● Goal of the exercise
Exactly reproduce all the records, keeping pictures out of the copy.

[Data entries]
(begin)
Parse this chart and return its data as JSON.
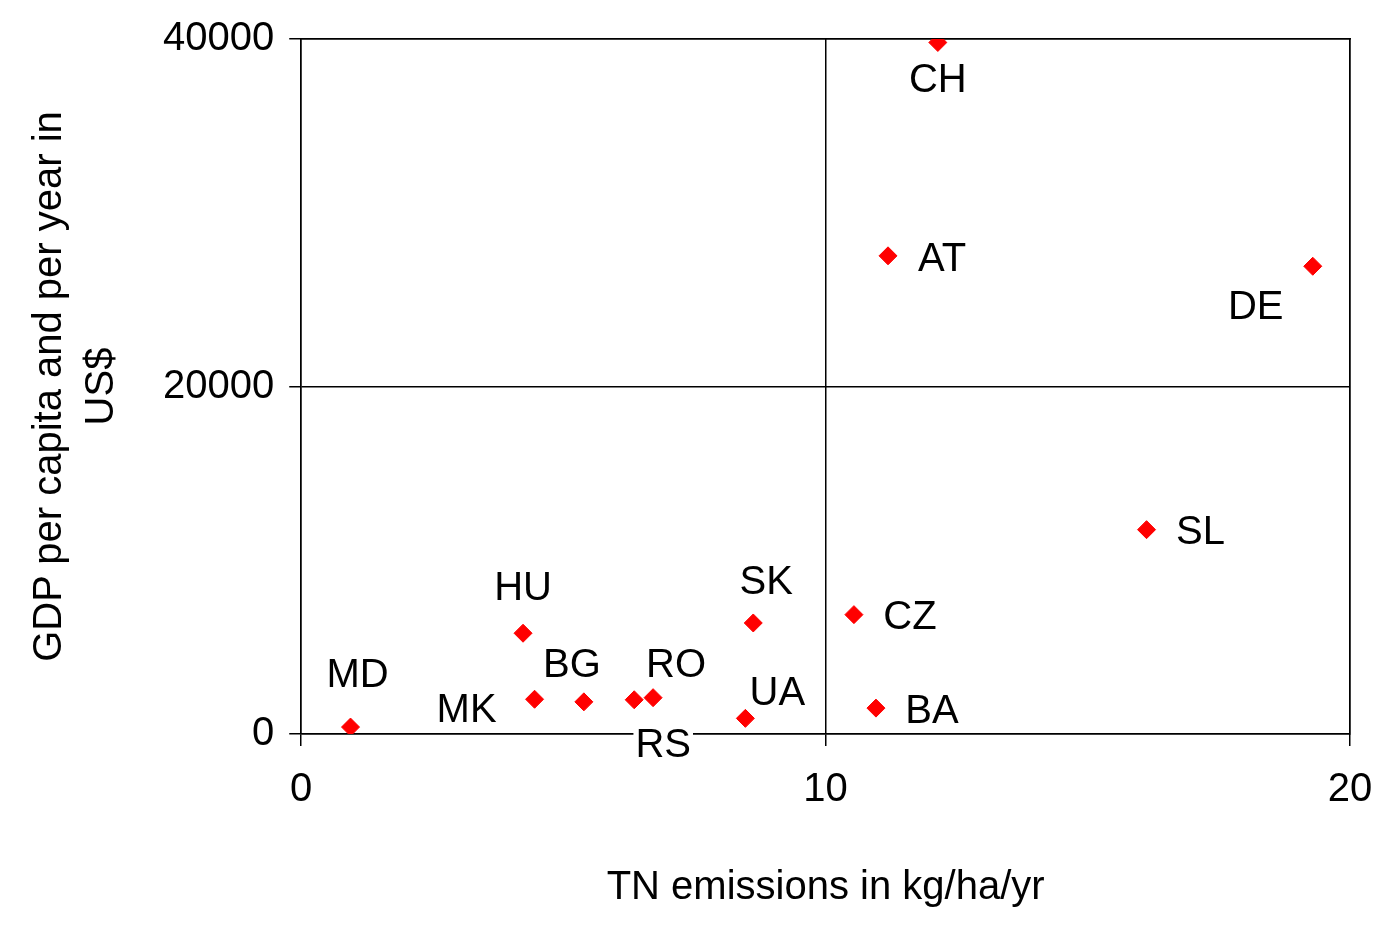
{
  "chart_data": {
    "type": "scatter",
    "xlabel": "TN emissions in kg/ha/yr",
    "ylabel": "GDP per capita and per year in US$",
    "x": [
      0.94,
      4.23,
      4.45,
      5.39,
      6.35,
      6.71,
      8.47,
      8.62,
      10.54,
      10.96,
      12.14,
      11.19,
      19.29,
      16.12
    ],
    "series": [
      {
        "color": "#ff0000",
        "values": [
          400,
          5800,
          2000,
          1850,
          1970,
          2090,
          900,
          6390,
          6870,
          1490,
          39800,
          27520,
          26920,
          11760
        ]
      }
    ],
    "annotations": [
      {
        "text": "MD",
        "x": 0.94,
        "y": 400
      },
      {
        "text": "HU",
        "x": 4.23,
        "y": 5800
      },
      {
        "text": "MK",
        "x": 4.45,
        "y": 2000
      },
      {
        "text": "BG",
        "x": 5.39,
        "y": 1850
      },
      {
        "text": "RS",
        "x": 6.35,
        "y": 1970
      },
      {
        "text": "RO",
        "x": 6.71,
        "y": 2090
      },
      {
        "text": "UA",
        "x": 8.47,
        "y": 900
      },
      {
        "text": "SK",
        "x": 8.62,
        "y": 6390
      },
      {
        "text": "CZ",
        "x": 10.54,
        "y": 6870
      },
      {
        "text": "BA",
        "x": 10.96,
        "y": 1490
      },
      {
        "text": "CH",
        "x": 12.14,
        "y": 39800
      },
      {
        "text": "AT",
        "x": 11.19,
        "y": 27520
      },
      {
        "text": "DE",
        "x": 19.29,
        "y": 26920
      },
      {
        "text": "SL",
        "x": 16.12,
        "y": 11760
      }
    ],
    "xlim": [
      0,
      20
    ],
    "xticks": [
      0,
      10,
      20
    ],
    "ylim": [
      0,
      40000
    ],
    "yticks": [
      0,
      20000,
      40000
    ],
    "grid": true,
    "legend": false,
    "marker": "diamond"
  }
}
(end)
● Response to this exercise
Parse this chart and return its data as JSON.
{
  "chart_data": {
    "type": "scatter",
    "xlabel": "TN emissions in kg/ha/yr",
    "ylabel": "GDP per capita and per year in US$",
    "x": [
      0.94,
      4.23,
      4.45,
      5.39,
      6.35,
      6.71,
      8.47,
      8.62,
      10.54,
      10.96,
      12.14,
      11.19,
      19.29,
      16.12
    ],
    "series": [
      {
        "color": "#ff0000",
        "values": [
          400,
          5800,
          2000,
          1850,
          1970,
          2090,
          900,
          6390,
          6870,
          1490,
          39800,
          27520,
          26920,
          11760
        ]
      }
    ],
    "annotations": [
      {
        "text": "MD",
        "x": 0.94,
        "y": 400
      },
      {
        "text": "HU",
        "x": 4.23,
        "y": 5800
      },
      {
        "text": "MK",
        "x": 4.45,
        "y": 2000
      },
      {
        "text": "BG",
        "x": 5.39,
        "y": 1850
      },
      {
        "text": "RS",
        "x": 6.35,
        "y": 1970
      },
      {
        "text": "RO",
        "x": 6.71,
        "y": 2090
      },
      {
        "text": "UA",
        "x": 8.47,
        "y": 900
      },
      {
        "text": "SK",
        "x": 8.62,
        "y": 6390
      },
      {
        "text": "CZ",
        "x": 10.54,
        "y": 6870
      },
      {
        "text": "BA",
        "x": 10.96,
        "y": 1490
      },
      {
        "text": "CH",
        "x": 12.14,
        "y": 39800
      },
      {
        "text": "AT",
        "x": 11.19,
        "y": 27520
      },
      {
        "text": "DE",
        "x": 19.29,
        "y": 26920
      },
      {
        "text": "SL",
        "x": 16.12,
        "y": 11760
      }
    ],
    "xlim": [
      0,
      20
    ],
    "xticks": [
      0,
      10,
      20
    ],
    "ylim": [
      0,
      40000
    ],
    "yticks": [
      0,
      20000,
      40000
    ],
    "grid": true,
    "legend": false,
    "marker": "diamond"
  }
}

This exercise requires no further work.